### ACCIONES REQUERIDAS
a) Reproduce al pie de la letra el pasaje del artículo sobre el libro de Oscar Terán que empieza en "En la entrevista" y termina en "y Adolfo Garcé.".
b) Según el artículo sobre el libro de Oscar Terán, ¿qué categoría acuñó Carlos Real de Azúa para explicar cómo funciona Uruguay?
c) Prolonga el artículo sobre el libro de Oscar Terán a partir de su última oración.

### EXTRACTO PROPORCIONADO
CULTURA › OSCAR TERAN Y UN LIBRO SOBRE LAS IDEAS EN AMERICA LATINA
“Argentina acelera los conflictos”
Ideas en el siglo, intelectuales y cultura en el siglo XX latinoamericano enfoca a la Argentina, Chile, Uruguay y Brasil. Oscar Terán coordinó el libro y escribió uno de los ensayos.
Por Silvina Friera
La anécdota que cuenta el filósofo Oscar Terán roza tangencialmente los traumas de las identidades latinoamericanas. En las universidades mexicanas suelen confundir a los estudiantes uruguayos con los argentinos. “Me acuerdo de que ellos respondían con énfasis: ‘No, no soy argentino, soy exactamente lo contrario’.” Esta manera de pensarse por contraste ilustra la complejidad de utilizar la noción de América latina como un concepto homogeneizador, que ahoga los matices de la diversidad de grupos étnicos y nacionalidades, lenguas, historias y desarrollos socio-políticos y culturales. “Uno de los grandes intelectuales uruguayos, Carlos Real de Azúa, acuña la categoría de sociedad amortiguadora para explicar cómo funciona Uruguay. Entonces pensé que la Argentina es una sociedad que acelera los conflictos”, dice Terán, coordinador del libro Ideas en el siglo, intelectuales y cultura en el siglo XX latinoamericano, que reúne cuatro ensayos sobre el despliegue de los fenómenos culturales en Brasil, Chile, Uruguay y la Argentina.
En la entrevista con Página/12, Terán señala que la historia de las ideas goza de buena salud. “Es una disciplina que se benefició de las nuevas corrientes, inquietudes, emergencias y relecturas de eso que se llama lo simbólico, que viene a complejizar lo que era una lectura básicamente económico-social. Es lo que Lévi-Strauss llama eficacia de lo simbólico: muchas veces la gente organiza sus prácticas no de acuerdo con la realidad, sino con aquello que cree que es la realidad.” El libro, que comienza con un trabajo del propio Terán sobre las ideas en la Argentina (de 1880 a 1980), incluye un retrato cultural del Brasil, a cargo de Margarida de Souza Neves y María Helena Rolim Capelato; una trama del pensamiento en Chile, de Sofía Correa Sutil, y la dinámica de las ideas filosóficas, políticas y económicas que configuraron la nación uruguaya, escrita por Gerardo Caetano y Adolfo Garcé.

### BLOQUE DE DATOS
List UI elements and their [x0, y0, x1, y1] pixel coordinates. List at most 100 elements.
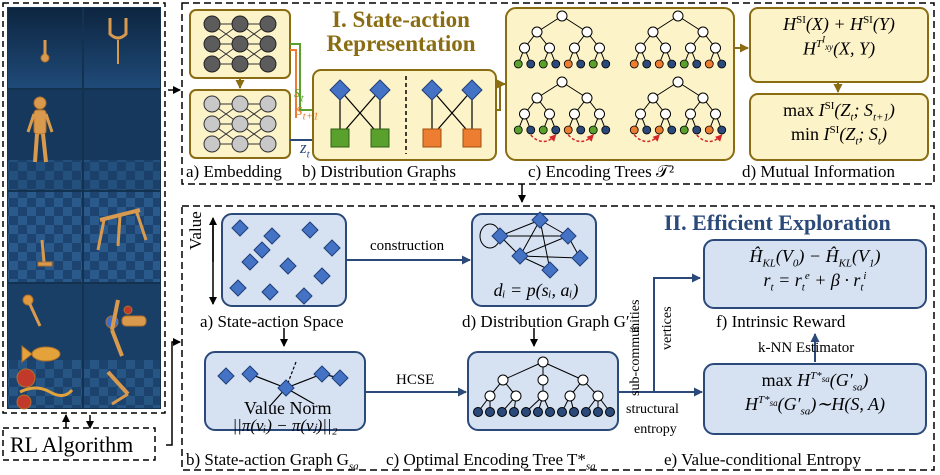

### RESULTADOS POR TAREA
a)
En la entrevista con Página/12, Terán señala que la historia de las ideas goza de buena salud. “Es una disciplina que se benefició de las nuevas corrientes, inquietudes, emergencias y relecturas de eso que se llama lo simbólico, que viene a complejizar lo que era una lectura básicamente económico-social. Es lo que Lévi-Strauss llama eficacia de lo simbólico: muchas veces la gente organiza sus prácticas no de acuerdo con la realidad, sino con aquello que cree que es la realidad.” El libro, que comienza con un trabajo del propio Terán sobre las ideas en la Argentina (de 1880 a 1980), incluye un retrato cultural del Brasil, a cargo de Margarida de Souza Neves y María Helena Rolim Capelato; una trama del pensamiento en Chile, de Sofía Correa Sutil, y la dinámica de las ideas filosóficas, políticas y económicas que configuraron la nación uruguaya, escrita por Gerardo Caetano y Adolfo Garcé.

b) La categoría de sociedad amortiguadora.

c)
“Suponía que existía una red más estable de intelectuales latinoamericanos. Hacer el libro no fue nada sencillo, porque quienes son los más capacitados están demasiado ocupados; porque quienes tienen una visión más global no tienen estímulos teóricos o estructuras más actualizadas. En América latina percibo una seria dificultad para construir redes intelectuales”, advierte Terán, profesor en la Facultad de Filosofía y Letras de la Universidad de Buenos Aires, de la Universidad de Quilmes, e investigador del Conicet, autor de José Ingenieros: Pensar la nación y En busca de la ideología argentina, entre otros.
–¿Por qué cuesta tanto construir esa red?
–No sé si alguna vez existió, aunque hubo impulsos latinoamericanistas, al menos, en el continente y también en la Argentina. Uno podría citar tres momentos: la guerra hispano-norteamericana y la pérdida de las últimas colonias españolas en América, que despierta un sentimiento de alarma entre la intelectualidad latinoamericana, que configura un “nosotros” frente al “ellos”, que es la amenaza imperialista. Con la reforma universitaria, como segundo momento, las redes se intensifican, y hay textos como el Ariel, del uruguayo José Enrique Rodó, o El hombre mediocre, de José Ingenieros, que son extraordinariamente leídos y citados. Y, finalmente, la Revolución Cubana, que marca un nuevo impulso. La noción de una América latina, que tenía una suerte de pasado común, de lengua, cultura y de proyectos políticos compartidos, presenta un declive muy evidente. Pero no hay que olvidar que está la mirada donde siempre se construyó América latina, que es la Academia norteamericana. Eso que uno llama América latina es una unidad problemática.
–¿Esto dificulta la práctica de la historia de las ideas en esta parte del mundo?
–No hay una única manera de hacer historia de las ideas o de la cultura, pero sí hay un acuerdo implícito de que las ideas no viven en el mundo exclusivo de las ideas sino que están atravesadas por la economía, la política y la sociedad. En las políticas económicas, suele haber una eficacia en la implantación de determinadas líneas económicas que dan la imagen de una homogeneidad mayor que la que se encuentra cuando uno observa los desarrollos políticos y, sobre todo, los culturales.
–¿Cuáles son los contrastes culturales más significativos?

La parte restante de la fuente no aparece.